Listings of elements and boxes
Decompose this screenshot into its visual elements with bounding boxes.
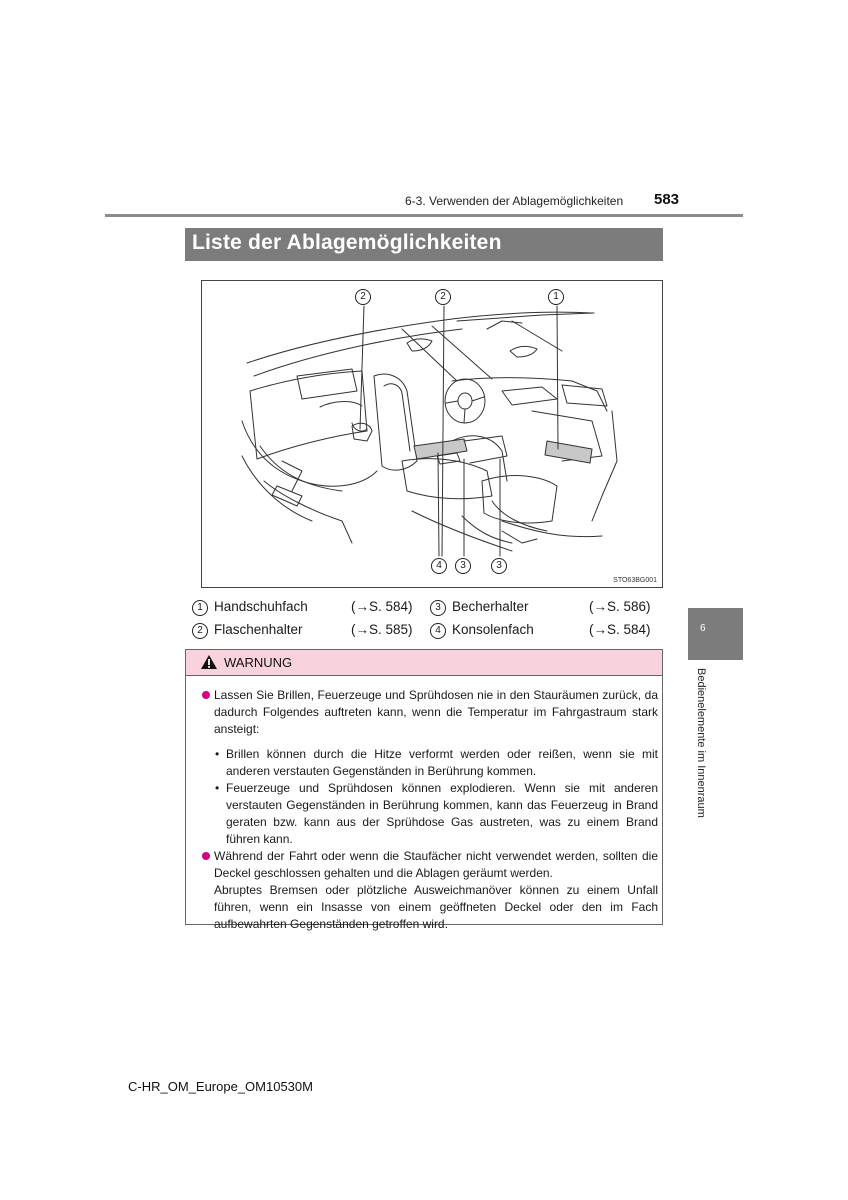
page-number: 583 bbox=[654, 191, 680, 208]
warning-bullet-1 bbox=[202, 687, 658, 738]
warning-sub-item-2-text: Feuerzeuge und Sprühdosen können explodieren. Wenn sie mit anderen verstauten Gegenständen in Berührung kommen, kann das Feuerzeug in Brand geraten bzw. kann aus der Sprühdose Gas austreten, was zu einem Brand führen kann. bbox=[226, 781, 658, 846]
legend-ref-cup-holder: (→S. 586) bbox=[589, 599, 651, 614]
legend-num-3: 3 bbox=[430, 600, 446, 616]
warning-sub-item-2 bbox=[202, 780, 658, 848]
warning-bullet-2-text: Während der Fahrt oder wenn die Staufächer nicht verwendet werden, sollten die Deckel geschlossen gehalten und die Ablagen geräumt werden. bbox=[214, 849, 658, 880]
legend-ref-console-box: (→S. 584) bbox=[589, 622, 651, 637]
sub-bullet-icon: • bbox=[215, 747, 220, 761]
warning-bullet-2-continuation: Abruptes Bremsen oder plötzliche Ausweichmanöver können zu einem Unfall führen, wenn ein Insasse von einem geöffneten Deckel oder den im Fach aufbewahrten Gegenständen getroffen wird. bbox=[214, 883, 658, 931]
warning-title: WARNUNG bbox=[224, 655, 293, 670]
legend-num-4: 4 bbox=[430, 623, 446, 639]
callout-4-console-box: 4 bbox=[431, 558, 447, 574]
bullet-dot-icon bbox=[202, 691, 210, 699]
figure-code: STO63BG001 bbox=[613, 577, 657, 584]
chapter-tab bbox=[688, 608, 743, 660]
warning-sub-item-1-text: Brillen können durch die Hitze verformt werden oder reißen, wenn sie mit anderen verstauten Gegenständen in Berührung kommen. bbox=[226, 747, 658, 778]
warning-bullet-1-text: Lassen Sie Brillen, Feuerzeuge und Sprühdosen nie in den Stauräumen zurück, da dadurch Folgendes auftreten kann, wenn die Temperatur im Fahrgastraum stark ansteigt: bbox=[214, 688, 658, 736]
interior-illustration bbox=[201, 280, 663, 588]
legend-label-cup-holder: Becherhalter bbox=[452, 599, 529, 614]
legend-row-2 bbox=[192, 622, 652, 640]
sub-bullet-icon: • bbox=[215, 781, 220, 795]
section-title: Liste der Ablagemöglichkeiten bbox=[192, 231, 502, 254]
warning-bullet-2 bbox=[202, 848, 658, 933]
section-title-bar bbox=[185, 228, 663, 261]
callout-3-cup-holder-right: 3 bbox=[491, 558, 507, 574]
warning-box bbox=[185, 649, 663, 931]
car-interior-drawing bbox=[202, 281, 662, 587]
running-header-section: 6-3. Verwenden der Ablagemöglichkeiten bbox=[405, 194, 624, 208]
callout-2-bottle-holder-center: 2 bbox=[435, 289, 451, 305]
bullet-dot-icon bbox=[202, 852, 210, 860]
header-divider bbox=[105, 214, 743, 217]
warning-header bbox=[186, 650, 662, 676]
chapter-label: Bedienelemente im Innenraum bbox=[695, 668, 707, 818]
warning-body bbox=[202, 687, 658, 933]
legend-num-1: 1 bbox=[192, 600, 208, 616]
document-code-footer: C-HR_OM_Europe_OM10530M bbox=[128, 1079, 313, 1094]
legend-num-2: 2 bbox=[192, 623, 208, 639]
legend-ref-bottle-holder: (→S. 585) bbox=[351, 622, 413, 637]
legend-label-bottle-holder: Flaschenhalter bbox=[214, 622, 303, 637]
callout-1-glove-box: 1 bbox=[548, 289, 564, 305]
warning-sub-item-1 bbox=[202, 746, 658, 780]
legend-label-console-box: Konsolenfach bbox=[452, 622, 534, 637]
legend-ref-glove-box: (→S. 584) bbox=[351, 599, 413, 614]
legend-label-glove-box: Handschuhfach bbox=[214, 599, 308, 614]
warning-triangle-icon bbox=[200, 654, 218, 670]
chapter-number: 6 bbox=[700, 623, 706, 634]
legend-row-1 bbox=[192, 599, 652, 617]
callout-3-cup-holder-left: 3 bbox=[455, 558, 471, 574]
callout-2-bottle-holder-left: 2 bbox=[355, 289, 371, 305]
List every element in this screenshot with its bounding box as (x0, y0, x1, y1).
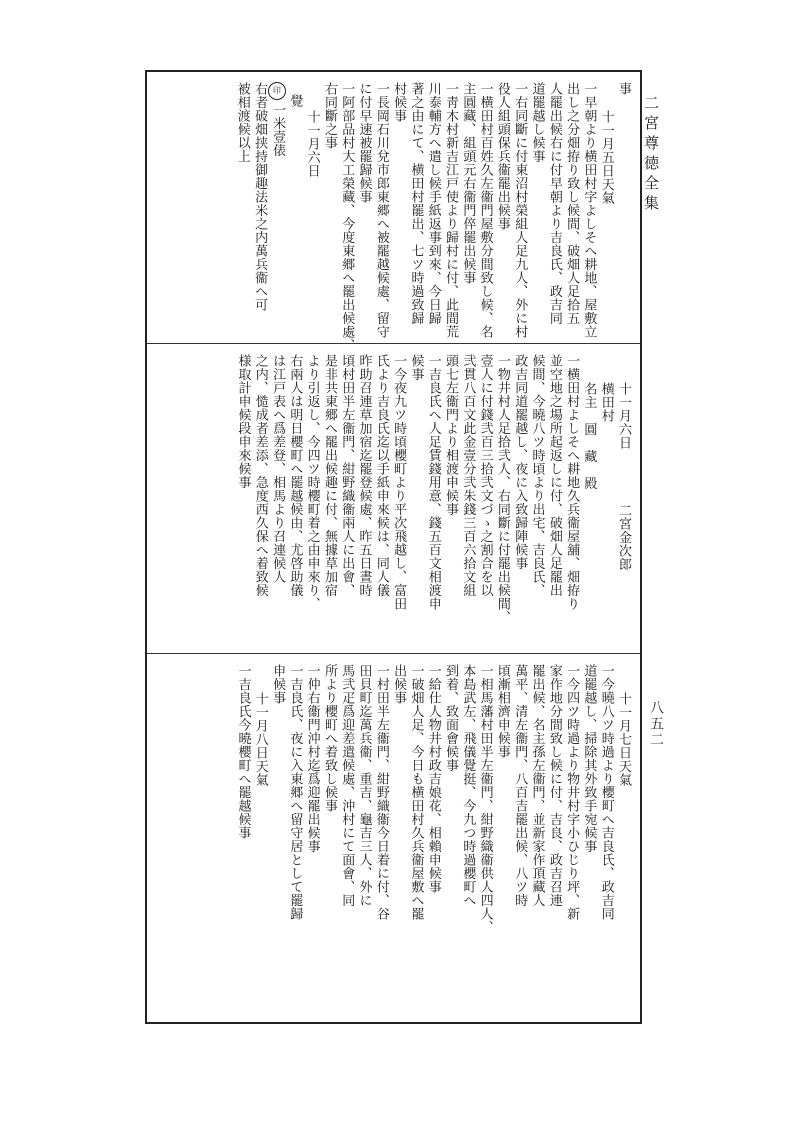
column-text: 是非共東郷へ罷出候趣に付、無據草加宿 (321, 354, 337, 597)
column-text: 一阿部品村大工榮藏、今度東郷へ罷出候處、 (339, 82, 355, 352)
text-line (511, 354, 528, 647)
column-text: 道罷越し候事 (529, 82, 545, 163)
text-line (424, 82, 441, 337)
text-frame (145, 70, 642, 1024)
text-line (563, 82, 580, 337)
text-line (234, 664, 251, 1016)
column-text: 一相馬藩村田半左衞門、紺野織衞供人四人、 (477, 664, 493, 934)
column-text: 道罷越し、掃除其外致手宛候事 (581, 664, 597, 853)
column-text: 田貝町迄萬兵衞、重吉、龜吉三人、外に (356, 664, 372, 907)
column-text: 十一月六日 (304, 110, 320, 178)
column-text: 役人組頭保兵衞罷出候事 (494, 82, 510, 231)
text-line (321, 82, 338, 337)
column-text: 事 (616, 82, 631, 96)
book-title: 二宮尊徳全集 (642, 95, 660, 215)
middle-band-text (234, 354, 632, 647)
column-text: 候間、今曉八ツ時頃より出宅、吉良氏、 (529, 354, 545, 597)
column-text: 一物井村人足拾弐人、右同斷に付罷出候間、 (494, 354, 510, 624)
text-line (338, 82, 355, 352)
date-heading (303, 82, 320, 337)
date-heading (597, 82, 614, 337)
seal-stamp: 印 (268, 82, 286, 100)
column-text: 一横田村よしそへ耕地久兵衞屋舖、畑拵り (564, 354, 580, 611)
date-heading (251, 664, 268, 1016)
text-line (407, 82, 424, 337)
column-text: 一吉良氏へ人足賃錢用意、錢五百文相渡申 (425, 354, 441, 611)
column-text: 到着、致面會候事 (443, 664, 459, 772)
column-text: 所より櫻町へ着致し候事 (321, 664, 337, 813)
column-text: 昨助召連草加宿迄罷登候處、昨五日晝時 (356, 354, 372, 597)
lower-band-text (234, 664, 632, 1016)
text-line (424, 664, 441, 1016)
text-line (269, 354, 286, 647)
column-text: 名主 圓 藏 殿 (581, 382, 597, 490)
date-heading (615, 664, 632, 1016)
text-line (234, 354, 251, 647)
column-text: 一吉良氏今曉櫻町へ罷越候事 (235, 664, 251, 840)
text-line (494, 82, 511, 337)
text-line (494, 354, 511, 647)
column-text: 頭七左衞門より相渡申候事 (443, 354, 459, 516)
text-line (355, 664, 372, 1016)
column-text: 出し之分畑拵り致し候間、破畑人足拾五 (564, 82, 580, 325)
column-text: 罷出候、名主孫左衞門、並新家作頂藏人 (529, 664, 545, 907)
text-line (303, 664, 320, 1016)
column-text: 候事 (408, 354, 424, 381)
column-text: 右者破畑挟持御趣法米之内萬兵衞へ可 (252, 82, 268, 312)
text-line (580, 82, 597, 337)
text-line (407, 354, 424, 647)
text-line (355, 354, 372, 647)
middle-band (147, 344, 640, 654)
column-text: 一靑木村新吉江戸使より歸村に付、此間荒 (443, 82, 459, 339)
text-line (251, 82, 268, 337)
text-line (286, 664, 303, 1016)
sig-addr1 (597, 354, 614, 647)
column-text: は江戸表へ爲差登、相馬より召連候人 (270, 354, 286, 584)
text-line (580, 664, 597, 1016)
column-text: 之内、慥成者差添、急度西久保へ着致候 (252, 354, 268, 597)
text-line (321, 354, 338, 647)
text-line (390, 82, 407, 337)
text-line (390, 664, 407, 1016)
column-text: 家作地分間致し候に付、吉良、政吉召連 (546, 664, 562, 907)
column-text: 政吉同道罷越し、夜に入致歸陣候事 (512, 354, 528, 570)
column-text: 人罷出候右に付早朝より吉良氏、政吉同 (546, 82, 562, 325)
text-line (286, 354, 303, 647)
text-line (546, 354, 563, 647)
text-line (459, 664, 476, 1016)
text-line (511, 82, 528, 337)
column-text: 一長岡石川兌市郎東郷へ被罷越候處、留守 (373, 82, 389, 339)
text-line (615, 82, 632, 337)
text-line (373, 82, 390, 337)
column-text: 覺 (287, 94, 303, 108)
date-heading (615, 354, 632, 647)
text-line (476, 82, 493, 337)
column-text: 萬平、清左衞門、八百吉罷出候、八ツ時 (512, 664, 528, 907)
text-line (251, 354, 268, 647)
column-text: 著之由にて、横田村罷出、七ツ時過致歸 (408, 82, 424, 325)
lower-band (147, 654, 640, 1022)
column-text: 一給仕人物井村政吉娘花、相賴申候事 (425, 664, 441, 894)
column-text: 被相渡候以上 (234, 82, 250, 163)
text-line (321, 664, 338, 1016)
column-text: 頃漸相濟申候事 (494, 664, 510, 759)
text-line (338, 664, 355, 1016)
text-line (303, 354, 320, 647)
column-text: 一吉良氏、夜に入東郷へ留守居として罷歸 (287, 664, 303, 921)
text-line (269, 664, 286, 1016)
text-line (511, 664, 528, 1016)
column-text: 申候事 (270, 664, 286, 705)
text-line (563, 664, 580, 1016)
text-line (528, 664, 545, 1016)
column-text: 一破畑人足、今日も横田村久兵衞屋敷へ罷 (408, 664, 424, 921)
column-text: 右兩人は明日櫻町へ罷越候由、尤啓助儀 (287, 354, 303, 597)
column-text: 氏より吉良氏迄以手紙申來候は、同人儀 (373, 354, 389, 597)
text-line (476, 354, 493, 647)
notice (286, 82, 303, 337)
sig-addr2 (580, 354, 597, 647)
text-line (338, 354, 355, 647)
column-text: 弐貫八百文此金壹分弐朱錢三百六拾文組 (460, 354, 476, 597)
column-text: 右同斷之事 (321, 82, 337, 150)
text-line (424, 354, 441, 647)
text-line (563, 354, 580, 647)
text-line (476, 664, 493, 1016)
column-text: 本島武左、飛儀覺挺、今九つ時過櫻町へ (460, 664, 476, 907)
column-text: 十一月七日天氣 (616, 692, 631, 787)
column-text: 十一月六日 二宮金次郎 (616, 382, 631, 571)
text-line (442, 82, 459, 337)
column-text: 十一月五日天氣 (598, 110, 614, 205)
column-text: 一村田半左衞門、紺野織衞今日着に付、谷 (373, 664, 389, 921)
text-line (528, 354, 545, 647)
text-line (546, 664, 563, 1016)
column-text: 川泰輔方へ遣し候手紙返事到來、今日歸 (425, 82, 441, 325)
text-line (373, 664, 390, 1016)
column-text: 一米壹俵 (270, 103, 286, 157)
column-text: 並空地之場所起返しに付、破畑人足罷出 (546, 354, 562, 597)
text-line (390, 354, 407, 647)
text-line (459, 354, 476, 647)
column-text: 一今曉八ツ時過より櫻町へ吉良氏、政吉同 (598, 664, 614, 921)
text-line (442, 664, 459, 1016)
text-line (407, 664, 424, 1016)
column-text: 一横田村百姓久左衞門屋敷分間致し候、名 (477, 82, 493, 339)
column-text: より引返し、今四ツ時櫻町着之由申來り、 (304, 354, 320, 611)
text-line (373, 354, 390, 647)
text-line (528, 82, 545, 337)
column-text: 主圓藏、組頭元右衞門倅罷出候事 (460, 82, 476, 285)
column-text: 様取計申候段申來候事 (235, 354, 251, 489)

GIVEN PROBLEM => Render as a numbered list only the stretch of material from the line containing "column-text: 是非共東郷へ罷出候趣に付、無據草加宿 (321, 354, 337, 597)" through the line containing "column-text: 名主 圓 藏 殿 (581, 382, 597, 490)", leaving out blank lines.

FULL SOLUTION =>
1. column-text: 是非共東郷へ罷出候趣に付、無據草加宿 (321, 354, 337, 597)
2. column-text: 一阿部品村大工榮藏、今度東郷へ罷出候處、 (339, 82, 355, 352)
3. text-line (511, 354, 528, 647)
4. column-text: 道罷越し候事 (529, 82, 545, 163)
5. text-line (424, 82, 441, 337)
6. text-frame (145, 70, 642, 1024)
7. text-line (563, 82, 580, 337)
8. text-line (234, 664, 251, 1016)
9. column-text: 一相馬藩村田半左衞門、紺野織衞供人四人、 (477, 664, 493, 934)
10. column-text: 道罷越し、掃除其外致手宛候事 (581, 664, 597, 853)
11. column-text: 田貝町迄萬兵衞、重吉、龜吉三人、外に (356, 664, 372, 907)
12. column-text: 十一月六日 (304, 110, 320, 178)
13. column-text: 役人組頭保兵衞罷出候事 (494, 82, 510, 231)
14. text-line (321, 82, 338, 337)
15. column-text: 事 (616, 82, 631, 96)
16. book-title: 二宮尊徳全集 (642, 95, 660, 215)
17. middle-band-text (234, 354, 632, 647)
18. column-text: 候間、今曉八ツ時頃より出宅、吉良氏、 (529, 354, 545, 597)
19. column-text: 一物井村人足拾弐人、右同斷に付罷出候間、 (494, 354, 510, 624)
20. text-line (338, 82, 355, 352)
21. date-heading (303, 82, 320, 337)
22. date-heading (597, 82, 614, 337)
23. seal-stamp: 印 (268, 82, 286, 100)
24. column-text: 一横田村よしそへ耕地久兵衞屋舖、畑拵り (564, 354, 580, 611)
25. date-heading (251, 664, 268, 1016)
26. text-line (407, 82, 424, 337)
27. column-text: 一吉良氏へ人足賃錢用意、錢五百文相渡申 (425, 354, 441, 611)
28. column-text: 到着、致面會候事 (443, 664, 459, 772)
29. column-text: 所より櫻町へ着致し候事 (321, 664, 337, 813)
30. column-text: 昨助召連草加宿迄罷登候處、昨五日晝時 (356, 354, 372, 597)
31. lower-band-text (234, 664, 632, 1016)
32. text-line (424, 664, 441, 1016)
33. text-line (269, 354, 286, 647)
34. column-text: 名主 圓 藏 殿 (581, 382, 597, 490)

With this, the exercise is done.